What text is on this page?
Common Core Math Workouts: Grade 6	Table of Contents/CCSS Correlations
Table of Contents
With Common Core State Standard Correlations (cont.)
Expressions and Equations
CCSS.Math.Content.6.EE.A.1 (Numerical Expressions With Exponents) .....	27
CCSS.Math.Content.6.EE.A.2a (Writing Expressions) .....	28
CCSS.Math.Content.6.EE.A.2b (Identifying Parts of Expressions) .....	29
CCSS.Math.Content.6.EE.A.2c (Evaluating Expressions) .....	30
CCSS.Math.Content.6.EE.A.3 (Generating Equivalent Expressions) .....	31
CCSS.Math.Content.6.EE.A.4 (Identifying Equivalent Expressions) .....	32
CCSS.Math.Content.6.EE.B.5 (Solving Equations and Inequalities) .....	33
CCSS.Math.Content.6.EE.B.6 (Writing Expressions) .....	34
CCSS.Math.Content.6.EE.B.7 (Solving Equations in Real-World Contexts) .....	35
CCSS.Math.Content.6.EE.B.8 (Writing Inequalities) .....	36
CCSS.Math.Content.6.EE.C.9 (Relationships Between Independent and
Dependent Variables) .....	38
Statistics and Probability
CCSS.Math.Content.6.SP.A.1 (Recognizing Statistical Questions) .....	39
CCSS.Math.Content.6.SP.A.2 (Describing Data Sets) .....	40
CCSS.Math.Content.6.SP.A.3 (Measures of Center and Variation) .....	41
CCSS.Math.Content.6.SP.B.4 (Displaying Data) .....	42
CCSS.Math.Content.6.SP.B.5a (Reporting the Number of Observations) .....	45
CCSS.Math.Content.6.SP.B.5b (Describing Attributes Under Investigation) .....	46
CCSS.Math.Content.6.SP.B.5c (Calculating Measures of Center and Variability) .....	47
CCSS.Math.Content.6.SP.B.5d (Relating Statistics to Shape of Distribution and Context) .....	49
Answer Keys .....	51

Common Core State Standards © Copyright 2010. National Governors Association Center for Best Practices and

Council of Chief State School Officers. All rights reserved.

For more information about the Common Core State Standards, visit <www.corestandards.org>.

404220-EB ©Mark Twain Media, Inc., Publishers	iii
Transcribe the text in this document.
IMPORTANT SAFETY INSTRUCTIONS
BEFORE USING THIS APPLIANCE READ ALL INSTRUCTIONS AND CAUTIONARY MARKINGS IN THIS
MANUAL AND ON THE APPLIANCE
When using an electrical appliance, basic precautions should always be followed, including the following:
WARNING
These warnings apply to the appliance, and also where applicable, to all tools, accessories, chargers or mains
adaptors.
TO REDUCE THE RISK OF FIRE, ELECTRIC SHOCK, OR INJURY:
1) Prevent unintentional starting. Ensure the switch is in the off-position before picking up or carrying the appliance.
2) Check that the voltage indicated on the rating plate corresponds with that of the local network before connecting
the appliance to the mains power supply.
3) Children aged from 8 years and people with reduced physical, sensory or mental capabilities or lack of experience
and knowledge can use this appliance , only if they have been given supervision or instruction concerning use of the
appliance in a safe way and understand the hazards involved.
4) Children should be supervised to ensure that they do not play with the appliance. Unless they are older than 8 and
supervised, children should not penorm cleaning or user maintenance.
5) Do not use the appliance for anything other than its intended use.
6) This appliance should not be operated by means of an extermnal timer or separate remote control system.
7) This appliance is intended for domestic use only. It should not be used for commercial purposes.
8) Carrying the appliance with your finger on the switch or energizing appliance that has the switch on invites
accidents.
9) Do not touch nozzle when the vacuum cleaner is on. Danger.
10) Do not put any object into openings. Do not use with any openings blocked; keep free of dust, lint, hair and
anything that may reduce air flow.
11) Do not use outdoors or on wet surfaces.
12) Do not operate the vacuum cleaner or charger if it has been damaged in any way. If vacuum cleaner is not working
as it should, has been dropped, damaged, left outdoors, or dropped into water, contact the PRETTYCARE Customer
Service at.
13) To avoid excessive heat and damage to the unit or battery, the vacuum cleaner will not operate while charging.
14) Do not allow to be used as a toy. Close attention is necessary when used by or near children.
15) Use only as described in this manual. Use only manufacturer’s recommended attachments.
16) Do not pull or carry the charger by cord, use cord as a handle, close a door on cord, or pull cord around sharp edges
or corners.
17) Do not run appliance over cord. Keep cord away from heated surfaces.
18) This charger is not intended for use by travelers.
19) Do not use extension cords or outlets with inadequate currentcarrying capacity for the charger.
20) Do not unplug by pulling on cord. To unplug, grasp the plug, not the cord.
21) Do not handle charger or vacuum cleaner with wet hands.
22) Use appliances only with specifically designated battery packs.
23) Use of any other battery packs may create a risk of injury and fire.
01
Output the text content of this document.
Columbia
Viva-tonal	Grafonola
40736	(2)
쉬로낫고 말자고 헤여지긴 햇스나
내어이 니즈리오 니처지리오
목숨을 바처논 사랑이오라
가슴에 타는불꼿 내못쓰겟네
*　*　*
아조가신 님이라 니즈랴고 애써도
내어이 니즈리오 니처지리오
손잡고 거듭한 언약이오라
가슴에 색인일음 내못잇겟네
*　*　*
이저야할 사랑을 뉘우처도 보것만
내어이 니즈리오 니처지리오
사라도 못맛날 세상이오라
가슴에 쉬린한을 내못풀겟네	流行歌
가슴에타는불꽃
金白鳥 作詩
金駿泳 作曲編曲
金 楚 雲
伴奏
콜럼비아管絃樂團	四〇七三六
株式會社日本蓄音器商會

WORK TO DO
Your task is to gather all lines from the entries above that hold the word "used".

COMPLETE OUTPUT
7) This appliance is intended for domestic use only. It should not be used for commercial purposes.
14) Do not allow to be used as a toy. Close attention is necessary when used by or near children.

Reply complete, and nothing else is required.